** Start Information provided **

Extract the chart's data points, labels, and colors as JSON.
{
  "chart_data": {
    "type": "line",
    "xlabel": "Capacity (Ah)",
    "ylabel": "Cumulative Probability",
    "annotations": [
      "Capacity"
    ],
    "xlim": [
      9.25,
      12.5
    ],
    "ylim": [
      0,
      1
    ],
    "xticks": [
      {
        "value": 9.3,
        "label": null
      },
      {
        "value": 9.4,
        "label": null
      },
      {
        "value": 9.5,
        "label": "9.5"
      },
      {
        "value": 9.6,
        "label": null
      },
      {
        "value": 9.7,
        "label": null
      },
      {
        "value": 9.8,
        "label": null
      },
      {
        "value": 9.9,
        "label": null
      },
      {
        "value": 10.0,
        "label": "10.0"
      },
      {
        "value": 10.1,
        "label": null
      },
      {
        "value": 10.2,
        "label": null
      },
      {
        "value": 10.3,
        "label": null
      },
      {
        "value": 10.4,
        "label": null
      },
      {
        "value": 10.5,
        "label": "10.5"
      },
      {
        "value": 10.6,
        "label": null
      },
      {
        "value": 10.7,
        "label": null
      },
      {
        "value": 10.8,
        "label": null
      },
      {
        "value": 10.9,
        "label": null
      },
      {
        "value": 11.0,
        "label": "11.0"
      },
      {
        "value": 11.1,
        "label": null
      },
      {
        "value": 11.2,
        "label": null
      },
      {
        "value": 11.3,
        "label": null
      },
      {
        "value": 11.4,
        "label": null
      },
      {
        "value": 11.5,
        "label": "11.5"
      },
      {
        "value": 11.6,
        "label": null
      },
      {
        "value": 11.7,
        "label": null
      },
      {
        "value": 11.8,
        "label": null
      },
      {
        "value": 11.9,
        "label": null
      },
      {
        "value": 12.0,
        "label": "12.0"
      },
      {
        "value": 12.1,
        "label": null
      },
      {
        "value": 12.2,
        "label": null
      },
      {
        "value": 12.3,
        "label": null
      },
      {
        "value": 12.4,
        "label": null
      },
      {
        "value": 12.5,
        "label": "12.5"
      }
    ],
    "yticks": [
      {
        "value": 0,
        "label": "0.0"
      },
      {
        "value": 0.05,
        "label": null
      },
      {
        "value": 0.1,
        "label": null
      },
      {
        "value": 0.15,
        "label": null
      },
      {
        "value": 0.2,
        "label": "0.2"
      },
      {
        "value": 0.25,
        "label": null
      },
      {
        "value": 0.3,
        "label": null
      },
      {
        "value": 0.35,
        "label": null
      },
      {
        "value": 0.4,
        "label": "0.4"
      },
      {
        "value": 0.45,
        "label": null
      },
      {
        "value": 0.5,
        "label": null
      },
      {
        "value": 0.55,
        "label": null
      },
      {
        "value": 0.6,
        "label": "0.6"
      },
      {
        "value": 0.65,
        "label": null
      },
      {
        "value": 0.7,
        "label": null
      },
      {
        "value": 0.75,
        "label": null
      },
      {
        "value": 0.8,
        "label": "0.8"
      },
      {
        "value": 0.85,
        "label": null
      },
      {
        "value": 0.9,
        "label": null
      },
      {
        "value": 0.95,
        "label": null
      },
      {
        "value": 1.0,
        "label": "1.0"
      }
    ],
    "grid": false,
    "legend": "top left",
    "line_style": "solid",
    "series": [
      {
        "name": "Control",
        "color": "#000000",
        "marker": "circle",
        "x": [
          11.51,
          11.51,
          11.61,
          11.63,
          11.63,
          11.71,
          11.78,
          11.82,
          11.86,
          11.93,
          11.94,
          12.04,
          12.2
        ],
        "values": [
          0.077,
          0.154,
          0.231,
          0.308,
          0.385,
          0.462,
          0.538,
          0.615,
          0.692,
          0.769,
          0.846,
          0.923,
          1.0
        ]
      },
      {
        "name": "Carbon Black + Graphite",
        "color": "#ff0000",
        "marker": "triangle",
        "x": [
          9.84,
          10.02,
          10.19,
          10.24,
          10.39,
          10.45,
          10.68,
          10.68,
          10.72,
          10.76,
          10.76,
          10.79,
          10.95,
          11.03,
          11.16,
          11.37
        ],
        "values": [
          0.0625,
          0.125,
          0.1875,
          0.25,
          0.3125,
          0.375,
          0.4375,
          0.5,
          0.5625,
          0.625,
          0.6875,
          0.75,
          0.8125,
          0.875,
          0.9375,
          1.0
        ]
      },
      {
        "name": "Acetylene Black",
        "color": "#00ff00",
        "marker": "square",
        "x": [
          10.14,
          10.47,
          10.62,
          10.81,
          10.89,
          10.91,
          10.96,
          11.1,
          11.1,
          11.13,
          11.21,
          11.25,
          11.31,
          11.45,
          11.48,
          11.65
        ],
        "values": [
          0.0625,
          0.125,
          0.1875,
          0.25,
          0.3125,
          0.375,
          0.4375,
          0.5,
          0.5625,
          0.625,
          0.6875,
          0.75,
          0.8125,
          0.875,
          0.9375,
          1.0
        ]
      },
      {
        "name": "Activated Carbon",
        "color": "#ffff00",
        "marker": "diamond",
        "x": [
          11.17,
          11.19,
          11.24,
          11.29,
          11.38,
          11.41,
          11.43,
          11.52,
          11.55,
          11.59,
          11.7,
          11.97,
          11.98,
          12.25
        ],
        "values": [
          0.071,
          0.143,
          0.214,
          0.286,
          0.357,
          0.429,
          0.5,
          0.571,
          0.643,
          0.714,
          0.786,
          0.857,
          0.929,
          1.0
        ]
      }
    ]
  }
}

** End Information provided **

**Exercise:** Search the data for the string "marker". List each line that has it.

**Solved problem:**
        "marker": "circle",
        "marker": "triangle",
        "marker": "square",
        "marker": "diamond",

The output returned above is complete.